:: DATASET ROWS ::
:::::

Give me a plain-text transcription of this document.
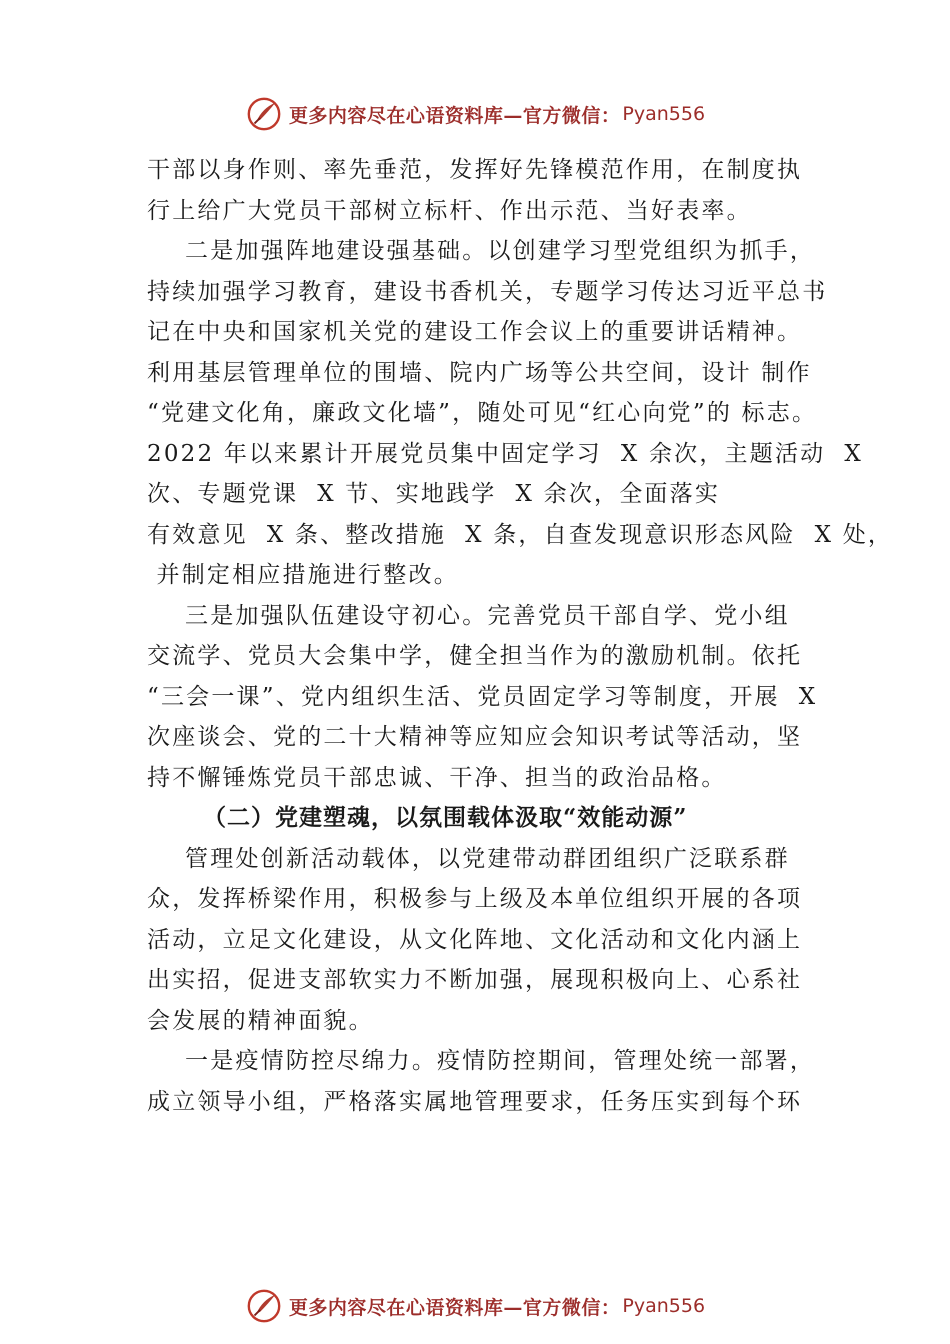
更多内容尽在心语资料库—官方微信： Pyan556
干部以身作则、率先垂范，发挥好先锋模范作用，在制度执
行上给广大党员干部树立标杆、作出示范、当好表率。
二是加强阵地建设强基础。以创建学习型党组织为抓手，
持续加强学习教育，建设书香机关，专题学习传达习近平总书
记在中央和国家机关党的建设工作会议上的重要讲话精神。
利用基层管理单位的围墙、院内广场等公共空间，设计 制作
“党建文化角，廉政文化墙”，随处可见“红心向党”的 标志。
2022 年以来累计开展党员集中固定学习  X 余次，主题活动  X
次、专题党课  X 节、实地践学  X 余次，全面落实
有效意见  X 条、整改措施  X 条，自查发现意识形态风险  X 处，
并制定相应措施进行整改。
三是加强队伍建设守初心。完善党员干部自学、党小组
交流学、党员大会集中学，健全担当作为的激励机制。依托
“三会一课”、党内组织生活、党员固定学习等制度，开展  X
次座谈会、党的二十大精神等应知应会知识考试等活动，坚
持不懈锤炼党员干部忠诚、干净、担当的政治品格。
（二）党建塑魂，以氛围载体汲取“效能动源”
管理处创新活动载体，以党建带动群团组织广泛联系群
众，发挥桥梁作用，积极参与上级及本单位组织开展的各项
活动，立足文化建设，从文化阵地、文化活动和文化内涵上
出实招，促进支部软实力不断加强，展现积极向上、心系社
会发展的精神面貌。
一是疫情防控尽绵力。疫情防控期间，管理处统一部署，
成立领导小组，严格落实属地管理要求，任务压实到每个环
更多内容尽在心语资料库—官方微信： Pyan556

:::::

Leave out the pictures and transcribe the entries above exactly.

Give me a plain-text transcription of this document.
更多内容尽在心语资料库—官方微信： Pyan556
干部以身作则、率先垂范，发挥好先锋模范作用，在制度执
行上给广大党员干部树立标杆、作出示范、当好表率。
二是加强阵地建设强基础。以创建学习型党组织为抓手，
持续加强学习教育，建设书香机关，专题学习传达习近平总书
记在中央和国家机关党的建设工作会议上的重要讲话精神。
利用基层管理单位的围墙、院内广场等公共空间，设计 制作
“党建文化角，廉政文化墙”，随处可见“红心向党”的 标志。
2022 年以来累计开展党员集中固定学习  X 余次，主题活动  X
次、专题党课  X 节、实地践学  X 余次，全面落实
有效意见  X 条、整改措施  X 条，自查发现意识形态风险  X 处，
并制定相应措施进行整改。
三是加强队伍建设守初心。完善党员干部自学、党小组
交流学、党员大会集中学，健全担当作为的激励机制。依托
“三会一课”、党内组织生活、党员固定学习等制度，开展  X
次座谈会、党的二十大精神等应知应会知识考试等活动，坚
持不懈锤炼党员干部忠诚、干净、担当的政治品格。
（二）党建塑魂，以氛围载体汲取“效能动源”
管理处创新活动载体，以党建带动群团组织广泛联系群
众，发挥桥梁作用，积极参与上级及本单位组织开展的各项
活动，立足文化建设，从文化阵地、文化活动和文化内涵上
出实招，促进支部软实力不断加强，展现积极向上、心系社
会发展的精神面貌。
一是疫情防控尽绵力。疫情防控期间，管理处统一部署，
成立领导小组，严格落实属地管理要求，任务压实到每个环
更多内容尽在心语资料库—官方微信： Pyan556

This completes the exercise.